Please render everything from the first line of the entries below down to the line containing "end-call-button[interactable]: ☎: [426, 411, 449, 426]", both included, as a JSON list of strings with one string per line and blank lines omitted.
^^^^^^^^
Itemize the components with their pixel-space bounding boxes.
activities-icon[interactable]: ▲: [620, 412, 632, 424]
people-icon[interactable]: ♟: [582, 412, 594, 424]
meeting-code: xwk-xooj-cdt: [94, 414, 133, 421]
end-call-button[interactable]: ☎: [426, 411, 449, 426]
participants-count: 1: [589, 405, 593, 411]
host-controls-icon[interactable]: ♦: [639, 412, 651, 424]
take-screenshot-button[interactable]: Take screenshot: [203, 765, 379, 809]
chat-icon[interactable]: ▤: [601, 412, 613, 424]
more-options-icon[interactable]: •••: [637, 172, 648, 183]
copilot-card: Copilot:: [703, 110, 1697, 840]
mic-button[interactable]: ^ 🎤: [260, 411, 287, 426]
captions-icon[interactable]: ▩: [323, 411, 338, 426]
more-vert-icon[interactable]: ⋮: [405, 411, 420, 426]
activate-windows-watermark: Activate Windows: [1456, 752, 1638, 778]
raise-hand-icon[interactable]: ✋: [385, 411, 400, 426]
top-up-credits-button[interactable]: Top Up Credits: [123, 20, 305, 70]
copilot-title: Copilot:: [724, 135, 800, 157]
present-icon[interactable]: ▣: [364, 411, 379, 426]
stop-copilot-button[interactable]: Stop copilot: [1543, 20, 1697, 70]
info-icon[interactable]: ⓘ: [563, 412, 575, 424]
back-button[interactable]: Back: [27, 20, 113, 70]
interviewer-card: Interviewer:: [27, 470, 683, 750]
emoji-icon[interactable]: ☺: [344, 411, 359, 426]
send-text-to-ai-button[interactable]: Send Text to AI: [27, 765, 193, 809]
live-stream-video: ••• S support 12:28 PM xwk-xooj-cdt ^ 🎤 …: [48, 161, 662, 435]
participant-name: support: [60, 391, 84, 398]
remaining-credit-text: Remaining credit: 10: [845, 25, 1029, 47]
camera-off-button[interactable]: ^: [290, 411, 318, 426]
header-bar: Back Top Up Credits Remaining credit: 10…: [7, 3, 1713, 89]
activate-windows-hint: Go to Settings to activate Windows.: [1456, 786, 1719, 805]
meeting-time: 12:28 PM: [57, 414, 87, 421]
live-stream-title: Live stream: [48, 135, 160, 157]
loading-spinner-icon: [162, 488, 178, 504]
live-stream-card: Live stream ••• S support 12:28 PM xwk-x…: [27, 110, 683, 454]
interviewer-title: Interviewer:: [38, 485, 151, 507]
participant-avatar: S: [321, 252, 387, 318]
^^^^^^^^
**Answer to this task**
[
  "Itemize the components with their pixel-space bounding boxes.",
  "activities-icon[interactable]: ▲: [620, 412, 632, 424]",
  "people-icon[interactable]: ♟: [582, 412, 594, 424]",
  "meeting-code: xwk-xooj-cdt: [94, 414, 133, 421]",
  "end-call-button[interactable]: ☎: [426, 411, 449, 426]"
]